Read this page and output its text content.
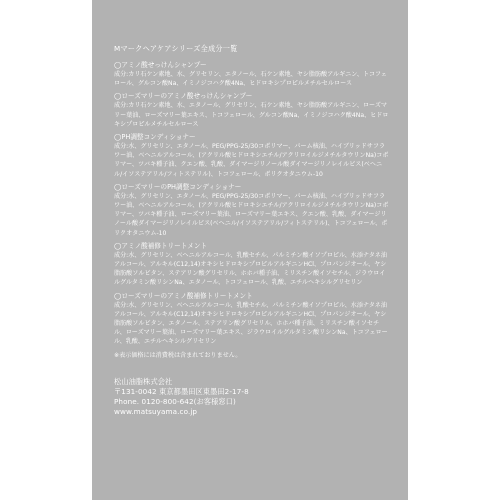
Mマークヘアケアシリーズ全成分一覧
◯アミノ酸せっけんシャンプー
成分:カリ石ケン素地、水、グリセリン、エタノール、石ケン素地、ヤシ脂肪酸アルギニン、トコフェロール、グルコン酸Na、イミノジコハク酸4Na、ヒドロキシプロピルメチルセルロース
◯ローズマリーのアミノ酸せっけんシャンプー
成分:カリ石ケン素地、水、エタノール、グリセリン、石ケン素地、ヤシ脂肪酸アルギニン、ローズマリー葉油、ローズマリー葉エキス、トコフェロール、グルコン酸Na、イミノジコハク酸4Na、ヒドロキシプロピルメチルセルロース
◯PH調整コンディショナー
成分:水、グリセリン、エタノール、PEG/PPG-25/30コポリマー、パーム核油、ハイブリッドサフラワー油、ベヘニルアルコール、(アクリル酸ヒドロキシエチル/アクリロイルジメチルタウリンNa)コポリマー、ツバキ種子油、クエン酸、乳酸、ダイマージリノール酸ダイマージリノレイルビス(ベヘニル/イソステアリル/フィトステリル)、トコフェロール、ポリクオタニウム-10
◯ローズマリーのPH調整コンディショナー
成分:水、グリセリン、エタノール、PEG/PPG-25/30コポリマー、パーム核油、ハイブリッドサフラワー油、ベヘニルアルコール、(アクリル酸ヒドロキシエチル/アクリロイルジメチルタウリンNa)コポリマー、ツバキ種子油、ローズマリー葉油、ローズマリー葉エキス、クエン酸、乳酸、ダイマージリノール酸ダイマージリノレイルビス(ベヘニル/イソステアリル/フィトステリル)、トコフェロール、ポリクオタニウム-10
◯アミノ酸補修トリートメント
成分:水、グリセリン、ベヘニルアルコール、乳酸セチル、パルミチン酸イソプロピル、水添ナタネ油アルコール、アルキル(C12,14)オキシヒドロキシプロピルアルギニンHCl、プロパンジオール、ヤシ脂肪酸ソルビタン、ステアリン酸グリセリル、ホホバ種子油、ミリスチン酸イソセチル、ジラウロイルグルタミン酸リシンNa、エタノール、トコフェロール、乳酸、エチルヘキシルグリセリン
◯ローズマリーのアミノ酸補修トリートメント
成分:水、グリセリン、ベヘニルアルコール、乳酸セチル、パルミチン酸イソプロピル、水添ナタネ油アルコール、アルキル(C12,14)オキシヒドロキシプロピルアルギニンHCl、プロパンジオール、ヤシ脂肪酸ソルビタン、エタノール、ステアリン酸グリセリル、ホホバ種子油、ミリスチン酸イソセチル、ローズマリー葉油、ローズマリー葉エキス、ジラウロイルグルタミン酸リシンNa、トコフェロール、乳酸、エチルヘキシルグリセリン
※表示価格には消費税は含まれておりません。
松山油脂株式会社
〒131-0042 東京都墨田区東墨田2-17-8
Phone. 0120-800-642(お客様窓口)
www.matsuyama.co.jp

> [Exercise]: Return the material exactly as given, apart from the pictures.

> [In response]:
Read this page and output its text content.
Mマークヘアケアシリーズ全成分一覧
◯アミノ酸せっけんシャンプー
成分:カリ石ケン素地、水、グリセリン、エタノール、石ケン素地、ヤシ脂肪酸アルギニン、トコフェロール、グルコン酸Na、イミノジコハク酸4Na、ヒドロキシプロピルメチルセルロース
◯ローズマリーのアミノ酸せっけんシャンプー
成分:カリ石ケン素地、水、エタノール、グリセリン、石ケン素地、ヤシ脂肪酸アルギニン、ローズマリー葉油、ローズマリー葉エキス、トコフェロール、グルコン酸Na、イミノジコハク酸4Na、ヒドロキシプロピルメチルセルロース
◯PH調整コンディショナー
成分:水、グリセリン、エタノール、PEG/PPG-25/30コポリマー、パーム核油、ハイブリッドサフラワー油、ベヘニルアルコール、(アクリル酸ヒドロキシエチル/アクリロイルジメチルタウリンNa)コポリマー、ツバキ種子油、クエン酸、乳酸、ダイマージリノール酸ダイマージリノレイルビス(ベヘニル/イソステアリル/フィトステリル)、トコフェロール、ポリクオタニウム-10
◯ローズマリーのPH調整コンディショナー
成分:水、グリセリン、エタノール、PEG/PPG-25/30コポリマー、パーム核油、ハイブリッドサフラワー油、ベヘニルアルコール、(アクリル酸ヒドロキシエチル/アクリロイルジメチルタウリンNa)コポリマー、ツバキ種子油、ローズマリー葉油、ローズマリー葉エキス、クエン酸、乳酸、ダイマージリノール酸ダイマージリノレイルビス(ベヘニル/イソステアリル/フィトステリル)、トコフェロール、ポリクオタニウム-10
◯アミノ酸補修トリートメント
成分:水、グリセリン、ベヘニルアルコール、乳酸セチル、パルミチン酸イソプロピル、水添ナタネ油アルコール、アルキル(C12,14)オキシヒドロキシプロピルアルギニンHCl、プロパンジオール、ヤシ脂肪酸ソルビタン、ステアリン酸グリセリル、ホホバ種子油、ミリスチン酸イソセチル、ジラウロイルグルタミン酸リシンNa、エタノール、トコフェロール、乳酸、エチルヘキシルグリセリン
◯ローズマリーのアミノ酸補修トリートメント
成分:水、グリセリン、ベヘニルアルコール、乳酸セチル、パルミチン酸イソプロピル、水添ナタネ油アルコール、アルキル(C12,14)オキシヒドロキシプロピルアルギニンHCl、プロパンジオール、ヤシ脂肪酸ソルビタン、エタノール、ステアリン酸グリセリル、ホホバ種子油、ミリスチン酸イソセチル、ローズマリー葉油、ローズマリー葉エキス、ジラウロイルグルタミン酸リシンNa、トコフェロール、乳酸、エチルヘキシルグリセリン
※表示価格には消費税は含まれておりません。
松山油脂株式会社
〒131-0042 東京都墨田区東墨田2-17-8
Phone. 0120-800-642(お客様窓口)
www.matsuyama.co.jp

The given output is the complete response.